Listed records:
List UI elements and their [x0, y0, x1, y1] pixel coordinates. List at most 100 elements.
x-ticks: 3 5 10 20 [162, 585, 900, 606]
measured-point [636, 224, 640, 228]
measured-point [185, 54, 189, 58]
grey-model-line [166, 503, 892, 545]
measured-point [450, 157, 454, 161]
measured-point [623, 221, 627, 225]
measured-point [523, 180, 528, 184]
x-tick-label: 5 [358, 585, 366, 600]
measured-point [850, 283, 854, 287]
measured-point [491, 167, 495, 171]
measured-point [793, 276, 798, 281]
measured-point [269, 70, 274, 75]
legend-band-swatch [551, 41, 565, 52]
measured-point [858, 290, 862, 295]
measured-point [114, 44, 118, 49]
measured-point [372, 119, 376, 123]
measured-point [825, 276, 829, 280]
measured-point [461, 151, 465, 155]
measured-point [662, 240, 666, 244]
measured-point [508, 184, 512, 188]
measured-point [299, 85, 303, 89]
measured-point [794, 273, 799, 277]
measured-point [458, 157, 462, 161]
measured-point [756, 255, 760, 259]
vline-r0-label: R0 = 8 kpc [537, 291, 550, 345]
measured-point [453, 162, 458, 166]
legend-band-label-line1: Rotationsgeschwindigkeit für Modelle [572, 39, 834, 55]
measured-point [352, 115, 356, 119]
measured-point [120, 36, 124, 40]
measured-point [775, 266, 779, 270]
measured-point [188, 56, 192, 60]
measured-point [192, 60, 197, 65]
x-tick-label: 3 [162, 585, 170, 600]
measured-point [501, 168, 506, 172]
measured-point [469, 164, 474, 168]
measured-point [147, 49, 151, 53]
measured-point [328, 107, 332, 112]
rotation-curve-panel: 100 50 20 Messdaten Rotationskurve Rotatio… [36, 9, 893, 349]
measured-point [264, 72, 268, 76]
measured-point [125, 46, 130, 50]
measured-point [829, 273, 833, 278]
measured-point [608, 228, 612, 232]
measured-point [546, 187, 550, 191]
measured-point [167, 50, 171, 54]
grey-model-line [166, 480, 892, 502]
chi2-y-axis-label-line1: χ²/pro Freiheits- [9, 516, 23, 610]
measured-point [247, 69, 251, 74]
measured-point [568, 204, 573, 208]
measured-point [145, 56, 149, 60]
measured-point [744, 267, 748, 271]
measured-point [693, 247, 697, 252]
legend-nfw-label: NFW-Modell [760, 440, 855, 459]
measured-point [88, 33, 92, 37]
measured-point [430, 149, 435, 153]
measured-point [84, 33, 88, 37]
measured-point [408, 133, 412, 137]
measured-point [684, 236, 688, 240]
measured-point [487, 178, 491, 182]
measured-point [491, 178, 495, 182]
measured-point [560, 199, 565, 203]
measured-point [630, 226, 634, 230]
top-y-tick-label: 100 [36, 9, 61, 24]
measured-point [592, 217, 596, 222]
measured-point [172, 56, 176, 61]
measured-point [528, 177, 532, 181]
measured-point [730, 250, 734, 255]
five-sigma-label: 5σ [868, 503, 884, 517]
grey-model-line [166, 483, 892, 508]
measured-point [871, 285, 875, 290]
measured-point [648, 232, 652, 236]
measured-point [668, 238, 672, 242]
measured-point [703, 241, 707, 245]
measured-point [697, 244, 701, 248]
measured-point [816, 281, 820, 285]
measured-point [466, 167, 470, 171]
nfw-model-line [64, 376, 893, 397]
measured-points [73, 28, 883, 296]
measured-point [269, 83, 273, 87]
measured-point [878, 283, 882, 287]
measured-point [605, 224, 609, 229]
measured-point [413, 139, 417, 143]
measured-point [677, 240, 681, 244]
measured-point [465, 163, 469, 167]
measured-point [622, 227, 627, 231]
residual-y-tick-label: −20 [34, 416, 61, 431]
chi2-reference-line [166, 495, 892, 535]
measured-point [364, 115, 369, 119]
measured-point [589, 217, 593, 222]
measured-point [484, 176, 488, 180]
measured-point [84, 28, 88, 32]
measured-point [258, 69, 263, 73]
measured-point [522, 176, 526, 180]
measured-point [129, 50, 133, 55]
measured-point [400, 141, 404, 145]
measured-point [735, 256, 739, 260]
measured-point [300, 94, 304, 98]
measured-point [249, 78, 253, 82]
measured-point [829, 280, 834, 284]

Instructions for the task: Pull out every line of the data above that contains the string "band".

Solution below:
legend-band-swatch [551, 41, 565, 52]
legend-band-label-line1: Rotationsgeschwindigkeit für Modelle [572, 39, 834, 55]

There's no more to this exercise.